- [What you will do]: Below are records. Copy every line with "соның" in it.

## start Input rows

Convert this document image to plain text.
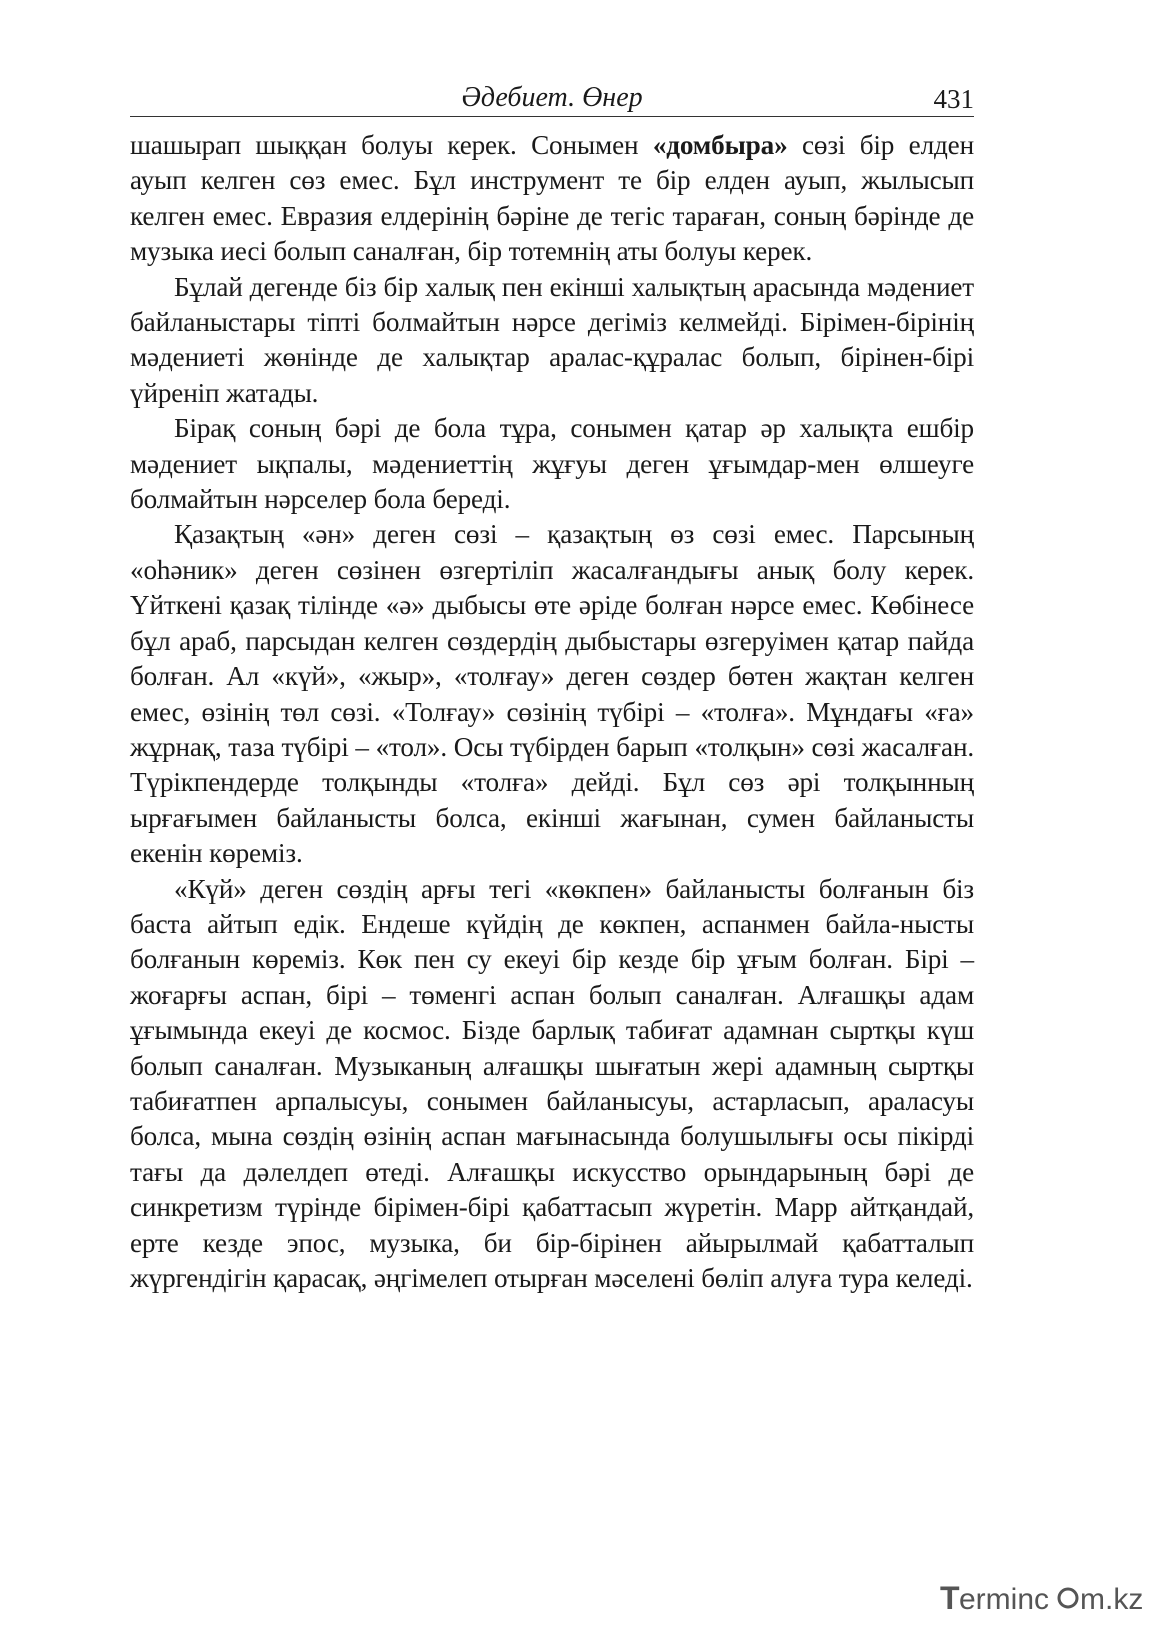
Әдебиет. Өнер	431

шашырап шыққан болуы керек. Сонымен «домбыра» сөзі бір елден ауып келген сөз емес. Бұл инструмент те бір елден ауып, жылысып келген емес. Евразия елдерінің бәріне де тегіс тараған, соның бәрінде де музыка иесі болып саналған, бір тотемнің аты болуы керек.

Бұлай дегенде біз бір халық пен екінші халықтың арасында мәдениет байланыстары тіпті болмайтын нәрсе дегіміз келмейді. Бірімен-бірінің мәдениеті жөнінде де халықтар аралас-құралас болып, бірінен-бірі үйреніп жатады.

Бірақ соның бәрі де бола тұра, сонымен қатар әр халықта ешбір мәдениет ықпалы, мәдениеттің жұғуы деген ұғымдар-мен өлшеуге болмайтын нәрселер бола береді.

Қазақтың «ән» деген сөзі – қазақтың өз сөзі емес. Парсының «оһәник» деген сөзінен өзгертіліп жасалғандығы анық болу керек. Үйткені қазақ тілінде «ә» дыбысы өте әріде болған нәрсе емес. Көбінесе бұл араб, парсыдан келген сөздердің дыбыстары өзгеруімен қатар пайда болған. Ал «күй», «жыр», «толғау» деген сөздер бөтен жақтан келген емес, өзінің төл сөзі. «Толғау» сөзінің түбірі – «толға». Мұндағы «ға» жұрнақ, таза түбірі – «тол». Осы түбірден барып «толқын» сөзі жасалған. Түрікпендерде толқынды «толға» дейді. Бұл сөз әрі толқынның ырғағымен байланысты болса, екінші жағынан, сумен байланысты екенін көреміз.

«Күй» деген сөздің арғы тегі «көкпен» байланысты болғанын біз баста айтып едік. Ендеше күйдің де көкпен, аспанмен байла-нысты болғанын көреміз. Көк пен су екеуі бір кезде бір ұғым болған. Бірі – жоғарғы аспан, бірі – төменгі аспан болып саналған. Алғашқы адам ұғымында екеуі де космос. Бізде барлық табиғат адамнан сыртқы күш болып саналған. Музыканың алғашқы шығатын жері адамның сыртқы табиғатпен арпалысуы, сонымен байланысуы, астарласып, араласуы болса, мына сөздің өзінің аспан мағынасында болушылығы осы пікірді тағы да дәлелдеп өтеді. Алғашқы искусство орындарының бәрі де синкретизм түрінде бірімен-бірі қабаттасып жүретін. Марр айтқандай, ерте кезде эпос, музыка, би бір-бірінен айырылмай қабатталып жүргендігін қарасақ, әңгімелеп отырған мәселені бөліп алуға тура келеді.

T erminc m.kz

## end Input rows

- [Written solution]:
шашырап шыққан болуы керек. Сонымен «домбыра» сөзі бір елден ауып келген сөз емес. Бұл инструмент те бір елден ауып, жылысып келген емес. Евразия елдерінің бәріне де тегіс тараған, соның бәрінде де музыка иесі болып саналған, бір тотемнің аты болуы керек.
Бірақ соның бәрі де бола тұра, сонымен қатар әр халықта ешбір мәдениет ықпалы, мәдениеттің жұғуы деген ұғымдар-мен өлшеуге болмайтын нәрселер бола береді.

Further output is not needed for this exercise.